===== Source document =====
Last election, the "hot voter demographic" was the Soccer Moms; this time, it’s NASCAR Dads. While they may be the ones casting the vote, it seems like the demographic that should have the most political say is the children of Soccer Moms and NASCAR Dads. We’re apparently passing the national deficit on to these schmucks, which means robbing their social security and taxing the hell out of them. We’re also using up all of their oil, establishing bullies in every other country on earth, and making damn sure that they’ll all be Christian, wholly Christian, and nothing but Christian.

Naturally, wanting these kids to grow up good’n’proper, we were forced to install rigid national morality programs (hey, they are the future, right?). We had to protect them from the foul language of rap lyrics because children are clearly too fucking stupid to realize that they are simply words. Restriction of violent video games like Grand Theft Auto III became necessary, as every toddler in America began hiring prostitutes to increase their health. An errant Super Bowl teat exposure and Mike Ditka’s erectile dysfunction ad successfully reminded the young people that the human body is a Temple of Everlasting Shame. And now, the Red State Folk are in the midst of battling the last great immorality, that evil empire that hopes to corrupt our youth. I refer, of course, to those pesky fags.
===== Given records =====
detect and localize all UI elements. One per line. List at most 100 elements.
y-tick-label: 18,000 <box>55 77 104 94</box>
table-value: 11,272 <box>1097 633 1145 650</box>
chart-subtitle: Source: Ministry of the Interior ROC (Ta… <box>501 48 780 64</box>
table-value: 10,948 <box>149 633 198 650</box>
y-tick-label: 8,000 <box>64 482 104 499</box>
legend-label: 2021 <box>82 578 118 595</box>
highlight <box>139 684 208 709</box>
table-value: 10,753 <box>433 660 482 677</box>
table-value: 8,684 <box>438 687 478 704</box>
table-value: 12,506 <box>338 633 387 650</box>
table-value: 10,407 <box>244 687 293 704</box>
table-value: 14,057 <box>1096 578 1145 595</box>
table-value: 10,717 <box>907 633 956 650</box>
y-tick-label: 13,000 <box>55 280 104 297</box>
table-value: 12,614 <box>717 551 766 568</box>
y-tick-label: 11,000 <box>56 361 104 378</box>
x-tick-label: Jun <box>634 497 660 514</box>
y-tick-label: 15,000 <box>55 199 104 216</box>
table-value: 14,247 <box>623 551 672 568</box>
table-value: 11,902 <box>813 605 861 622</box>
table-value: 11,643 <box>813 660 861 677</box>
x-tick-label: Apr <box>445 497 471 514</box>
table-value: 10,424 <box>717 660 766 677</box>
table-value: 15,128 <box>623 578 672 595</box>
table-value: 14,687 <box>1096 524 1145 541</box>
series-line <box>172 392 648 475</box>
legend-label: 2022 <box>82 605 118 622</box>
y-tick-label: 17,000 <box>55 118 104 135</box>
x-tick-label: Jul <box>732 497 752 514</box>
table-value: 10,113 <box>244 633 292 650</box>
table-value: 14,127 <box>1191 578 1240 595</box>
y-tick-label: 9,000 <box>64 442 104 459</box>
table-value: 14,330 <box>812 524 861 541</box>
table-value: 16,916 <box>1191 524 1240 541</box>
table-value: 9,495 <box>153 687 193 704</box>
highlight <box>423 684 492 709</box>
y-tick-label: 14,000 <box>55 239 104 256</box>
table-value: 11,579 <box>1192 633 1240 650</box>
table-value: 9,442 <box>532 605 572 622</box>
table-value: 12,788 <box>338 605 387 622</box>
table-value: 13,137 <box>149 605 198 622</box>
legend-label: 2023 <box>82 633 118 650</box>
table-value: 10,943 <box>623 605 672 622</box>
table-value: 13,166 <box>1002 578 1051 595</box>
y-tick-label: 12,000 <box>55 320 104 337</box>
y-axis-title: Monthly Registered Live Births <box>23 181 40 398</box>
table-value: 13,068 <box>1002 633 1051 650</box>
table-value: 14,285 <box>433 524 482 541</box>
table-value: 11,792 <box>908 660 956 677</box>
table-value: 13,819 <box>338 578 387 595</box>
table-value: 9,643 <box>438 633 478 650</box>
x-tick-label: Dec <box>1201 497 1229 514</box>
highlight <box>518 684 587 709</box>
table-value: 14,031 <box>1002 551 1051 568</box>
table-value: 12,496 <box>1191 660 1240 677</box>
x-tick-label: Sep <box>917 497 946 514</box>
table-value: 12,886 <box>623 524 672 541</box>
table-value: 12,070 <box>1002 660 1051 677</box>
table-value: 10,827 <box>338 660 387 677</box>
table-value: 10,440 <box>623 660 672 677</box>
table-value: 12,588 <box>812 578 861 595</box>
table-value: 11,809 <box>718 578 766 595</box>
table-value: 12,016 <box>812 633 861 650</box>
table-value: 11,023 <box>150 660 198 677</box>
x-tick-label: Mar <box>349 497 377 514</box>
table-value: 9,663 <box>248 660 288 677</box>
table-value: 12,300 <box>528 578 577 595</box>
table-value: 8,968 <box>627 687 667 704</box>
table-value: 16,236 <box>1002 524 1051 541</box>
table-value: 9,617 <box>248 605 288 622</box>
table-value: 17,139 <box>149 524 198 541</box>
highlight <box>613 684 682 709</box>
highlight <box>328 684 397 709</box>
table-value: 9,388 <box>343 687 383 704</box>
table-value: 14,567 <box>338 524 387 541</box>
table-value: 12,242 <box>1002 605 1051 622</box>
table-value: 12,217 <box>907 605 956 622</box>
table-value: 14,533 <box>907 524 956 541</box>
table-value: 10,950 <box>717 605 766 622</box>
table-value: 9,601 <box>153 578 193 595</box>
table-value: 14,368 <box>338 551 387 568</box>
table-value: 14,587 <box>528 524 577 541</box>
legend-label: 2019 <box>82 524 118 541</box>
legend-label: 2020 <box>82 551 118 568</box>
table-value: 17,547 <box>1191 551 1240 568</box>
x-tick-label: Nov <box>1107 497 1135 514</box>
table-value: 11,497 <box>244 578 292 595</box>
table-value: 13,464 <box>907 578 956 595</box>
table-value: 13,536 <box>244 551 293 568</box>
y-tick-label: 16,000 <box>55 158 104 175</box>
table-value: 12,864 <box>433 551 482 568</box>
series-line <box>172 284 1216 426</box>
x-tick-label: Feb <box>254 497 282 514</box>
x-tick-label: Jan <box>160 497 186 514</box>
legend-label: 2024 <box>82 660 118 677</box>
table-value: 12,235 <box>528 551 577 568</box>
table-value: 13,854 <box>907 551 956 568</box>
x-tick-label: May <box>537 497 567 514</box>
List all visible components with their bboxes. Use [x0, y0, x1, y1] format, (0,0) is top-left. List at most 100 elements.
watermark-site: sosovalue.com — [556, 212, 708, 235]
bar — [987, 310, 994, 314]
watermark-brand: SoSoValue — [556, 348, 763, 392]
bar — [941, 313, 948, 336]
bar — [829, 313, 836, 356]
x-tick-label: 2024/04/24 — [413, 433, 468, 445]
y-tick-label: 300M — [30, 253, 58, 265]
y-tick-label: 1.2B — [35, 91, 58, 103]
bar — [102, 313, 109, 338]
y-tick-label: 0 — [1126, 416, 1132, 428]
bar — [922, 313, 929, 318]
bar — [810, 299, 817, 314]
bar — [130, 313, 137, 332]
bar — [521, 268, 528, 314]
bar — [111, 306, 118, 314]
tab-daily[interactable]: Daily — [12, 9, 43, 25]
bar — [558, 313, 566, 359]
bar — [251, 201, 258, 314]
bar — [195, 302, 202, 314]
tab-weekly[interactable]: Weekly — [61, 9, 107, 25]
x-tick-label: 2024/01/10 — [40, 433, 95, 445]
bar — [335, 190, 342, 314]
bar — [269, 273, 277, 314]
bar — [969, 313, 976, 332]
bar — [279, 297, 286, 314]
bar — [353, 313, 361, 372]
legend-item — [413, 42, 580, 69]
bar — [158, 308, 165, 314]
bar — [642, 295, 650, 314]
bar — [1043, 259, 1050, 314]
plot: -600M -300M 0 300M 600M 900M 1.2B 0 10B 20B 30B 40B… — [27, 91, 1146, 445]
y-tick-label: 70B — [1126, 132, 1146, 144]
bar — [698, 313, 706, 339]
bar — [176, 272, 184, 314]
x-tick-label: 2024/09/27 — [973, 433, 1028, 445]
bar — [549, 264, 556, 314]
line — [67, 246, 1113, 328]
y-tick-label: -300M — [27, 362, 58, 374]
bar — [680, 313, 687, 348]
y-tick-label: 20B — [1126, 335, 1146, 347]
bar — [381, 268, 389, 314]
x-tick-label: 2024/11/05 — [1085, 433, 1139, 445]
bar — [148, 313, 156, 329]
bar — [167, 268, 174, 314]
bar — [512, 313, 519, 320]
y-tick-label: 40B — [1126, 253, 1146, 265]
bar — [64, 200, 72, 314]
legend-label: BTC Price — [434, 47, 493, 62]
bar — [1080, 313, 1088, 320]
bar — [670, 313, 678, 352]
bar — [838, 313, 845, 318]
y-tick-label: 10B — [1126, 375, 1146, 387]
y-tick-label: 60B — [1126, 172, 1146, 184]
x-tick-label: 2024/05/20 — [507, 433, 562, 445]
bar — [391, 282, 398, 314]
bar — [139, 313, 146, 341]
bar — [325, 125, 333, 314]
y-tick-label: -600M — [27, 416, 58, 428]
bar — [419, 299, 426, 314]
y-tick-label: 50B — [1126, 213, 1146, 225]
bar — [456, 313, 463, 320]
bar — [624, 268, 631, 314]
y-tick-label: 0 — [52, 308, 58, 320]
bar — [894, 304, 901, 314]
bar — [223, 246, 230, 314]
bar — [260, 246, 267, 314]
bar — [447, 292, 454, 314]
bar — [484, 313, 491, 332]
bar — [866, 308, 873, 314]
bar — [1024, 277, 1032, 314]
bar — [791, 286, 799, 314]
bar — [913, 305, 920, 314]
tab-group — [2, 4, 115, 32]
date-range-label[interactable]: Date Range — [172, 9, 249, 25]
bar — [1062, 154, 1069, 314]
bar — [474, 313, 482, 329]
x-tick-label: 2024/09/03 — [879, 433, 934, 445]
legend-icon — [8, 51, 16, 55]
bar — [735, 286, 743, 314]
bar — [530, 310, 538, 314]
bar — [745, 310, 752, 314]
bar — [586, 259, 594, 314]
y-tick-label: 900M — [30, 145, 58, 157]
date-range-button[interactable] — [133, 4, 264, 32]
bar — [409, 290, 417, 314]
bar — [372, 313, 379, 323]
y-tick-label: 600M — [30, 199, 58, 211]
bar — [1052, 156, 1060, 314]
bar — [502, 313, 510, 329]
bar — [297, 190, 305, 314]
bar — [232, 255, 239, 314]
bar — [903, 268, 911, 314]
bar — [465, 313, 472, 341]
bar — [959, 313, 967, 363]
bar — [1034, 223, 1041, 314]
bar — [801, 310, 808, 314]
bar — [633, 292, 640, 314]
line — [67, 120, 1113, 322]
=====
▸ Problems and tasks:
[A] In the commentary on voter demographics, which group does the author name as the "hot voter demographic" of the last election?
[B] Print everything in the commentary on voter demographics from "Naturally, wanting these" down to "those pesky fags.".

▸ Your written answers:
[A] The Soccer Moms.

[B]
Naturally, wanting these kids to grow up good’n’proper, we were forced to install rigid national morality programs (hey, they are the future, right?). We had to protect them from the foul language of rap lyrics because children are clearly too fucking stupid to realize that they are simply words. Restriction of violent video games like Grand Theft Auto III became necessary, as every toddler in America began hiring prostitutes to increase their health. An errant Super Bowl teat exposure and Mike Ditka’s erectile dysfunction ad successfully reminded the young people that the human body is a Temple of Everlasting Shame. And now, the Red State Folk are in the midst of battling the last great immorality, that evil empire that hopes to corrupt our youth. I refer, of course, to those pesky fags.